──────── Material ────────
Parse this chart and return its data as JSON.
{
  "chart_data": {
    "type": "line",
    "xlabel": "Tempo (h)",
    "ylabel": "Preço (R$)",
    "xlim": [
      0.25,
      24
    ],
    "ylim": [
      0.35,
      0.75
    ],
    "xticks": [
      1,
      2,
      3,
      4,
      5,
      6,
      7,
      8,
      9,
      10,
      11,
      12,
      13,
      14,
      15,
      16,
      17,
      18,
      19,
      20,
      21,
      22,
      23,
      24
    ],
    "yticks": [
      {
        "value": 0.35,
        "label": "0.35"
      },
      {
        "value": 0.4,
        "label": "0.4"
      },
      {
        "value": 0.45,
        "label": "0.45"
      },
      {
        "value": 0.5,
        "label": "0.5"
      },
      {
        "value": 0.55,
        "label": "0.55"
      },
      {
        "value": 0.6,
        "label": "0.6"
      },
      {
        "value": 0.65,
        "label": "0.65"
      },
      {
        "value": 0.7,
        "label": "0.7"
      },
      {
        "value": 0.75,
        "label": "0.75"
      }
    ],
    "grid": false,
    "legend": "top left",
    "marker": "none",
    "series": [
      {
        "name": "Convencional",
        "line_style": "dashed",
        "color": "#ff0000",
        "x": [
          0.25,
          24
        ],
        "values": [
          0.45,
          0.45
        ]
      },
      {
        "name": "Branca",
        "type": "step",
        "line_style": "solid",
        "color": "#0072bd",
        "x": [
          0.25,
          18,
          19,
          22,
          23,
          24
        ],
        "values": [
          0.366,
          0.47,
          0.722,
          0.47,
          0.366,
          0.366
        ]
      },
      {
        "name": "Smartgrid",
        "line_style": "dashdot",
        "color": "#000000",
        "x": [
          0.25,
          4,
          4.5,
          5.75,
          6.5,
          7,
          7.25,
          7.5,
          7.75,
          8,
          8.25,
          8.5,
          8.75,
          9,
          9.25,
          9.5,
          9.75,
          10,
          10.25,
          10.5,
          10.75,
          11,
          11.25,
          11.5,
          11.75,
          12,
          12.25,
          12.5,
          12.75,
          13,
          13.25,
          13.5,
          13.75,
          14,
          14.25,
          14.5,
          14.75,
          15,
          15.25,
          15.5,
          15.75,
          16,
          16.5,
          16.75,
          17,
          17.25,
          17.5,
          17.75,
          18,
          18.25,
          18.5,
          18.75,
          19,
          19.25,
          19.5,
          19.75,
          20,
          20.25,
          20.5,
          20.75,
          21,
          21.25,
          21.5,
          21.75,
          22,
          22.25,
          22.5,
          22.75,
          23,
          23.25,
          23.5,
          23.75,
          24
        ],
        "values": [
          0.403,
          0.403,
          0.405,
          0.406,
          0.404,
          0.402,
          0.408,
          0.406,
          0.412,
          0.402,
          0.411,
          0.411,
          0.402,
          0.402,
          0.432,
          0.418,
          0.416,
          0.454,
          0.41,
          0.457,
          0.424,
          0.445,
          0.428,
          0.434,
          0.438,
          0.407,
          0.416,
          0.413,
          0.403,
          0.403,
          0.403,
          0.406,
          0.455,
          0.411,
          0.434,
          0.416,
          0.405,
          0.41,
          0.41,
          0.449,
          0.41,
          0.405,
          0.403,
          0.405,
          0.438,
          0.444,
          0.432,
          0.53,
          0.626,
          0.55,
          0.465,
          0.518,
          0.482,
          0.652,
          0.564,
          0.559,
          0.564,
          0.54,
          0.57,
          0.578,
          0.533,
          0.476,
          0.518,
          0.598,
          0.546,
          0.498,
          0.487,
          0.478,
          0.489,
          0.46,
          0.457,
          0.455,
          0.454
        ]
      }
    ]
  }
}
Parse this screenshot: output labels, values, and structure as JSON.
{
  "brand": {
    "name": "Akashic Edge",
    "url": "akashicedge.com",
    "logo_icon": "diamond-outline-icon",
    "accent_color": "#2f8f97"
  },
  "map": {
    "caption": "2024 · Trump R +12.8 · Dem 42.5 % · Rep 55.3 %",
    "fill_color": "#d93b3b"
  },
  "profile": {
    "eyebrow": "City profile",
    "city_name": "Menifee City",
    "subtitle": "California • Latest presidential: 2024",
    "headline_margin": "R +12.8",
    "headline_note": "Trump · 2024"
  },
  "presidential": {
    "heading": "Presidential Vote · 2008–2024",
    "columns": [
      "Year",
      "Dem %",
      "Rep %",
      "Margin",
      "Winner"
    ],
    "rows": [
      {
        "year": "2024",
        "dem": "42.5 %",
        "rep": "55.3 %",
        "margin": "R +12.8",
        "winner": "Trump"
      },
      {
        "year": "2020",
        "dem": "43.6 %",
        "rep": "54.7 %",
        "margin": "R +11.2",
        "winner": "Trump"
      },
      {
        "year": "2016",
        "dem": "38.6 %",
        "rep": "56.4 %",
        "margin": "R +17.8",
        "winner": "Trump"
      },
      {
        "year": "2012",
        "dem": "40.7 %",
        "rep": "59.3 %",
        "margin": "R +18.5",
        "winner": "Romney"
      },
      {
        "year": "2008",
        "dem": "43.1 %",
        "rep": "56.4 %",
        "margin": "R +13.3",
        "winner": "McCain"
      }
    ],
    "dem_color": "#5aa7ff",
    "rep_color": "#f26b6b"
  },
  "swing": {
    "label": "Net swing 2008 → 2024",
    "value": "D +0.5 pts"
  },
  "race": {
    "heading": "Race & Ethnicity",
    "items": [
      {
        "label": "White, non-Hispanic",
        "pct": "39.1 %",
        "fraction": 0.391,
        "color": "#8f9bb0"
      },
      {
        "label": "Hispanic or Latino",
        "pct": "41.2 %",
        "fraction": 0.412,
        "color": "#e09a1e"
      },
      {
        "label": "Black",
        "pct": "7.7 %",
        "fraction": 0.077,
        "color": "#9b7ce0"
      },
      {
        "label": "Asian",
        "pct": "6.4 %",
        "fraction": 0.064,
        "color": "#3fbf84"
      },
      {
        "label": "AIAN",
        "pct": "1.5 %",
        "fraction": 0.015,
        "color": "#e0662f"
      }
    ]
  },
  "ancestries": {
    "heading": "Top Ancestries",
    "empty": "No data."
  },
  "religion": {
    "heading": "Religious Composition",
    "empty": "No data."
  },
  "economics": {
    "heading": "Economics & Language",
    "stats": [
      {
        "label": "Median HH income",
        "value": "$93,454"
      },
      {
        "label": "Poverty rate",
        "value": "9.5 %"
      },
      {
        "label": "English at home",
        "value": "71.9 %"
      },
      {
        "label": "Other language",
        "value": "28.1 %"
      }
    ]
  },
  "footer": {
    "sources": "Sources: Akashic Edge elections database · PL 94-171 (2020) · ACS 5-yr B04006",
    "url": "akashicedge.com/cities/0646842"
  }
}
────────
Each line above that holds the string "Parse" should be copied and shown.

Problem solution:
Parse this chart and return its data as JSON.
Parse this screenshot: output labels, values, and structure as JSON.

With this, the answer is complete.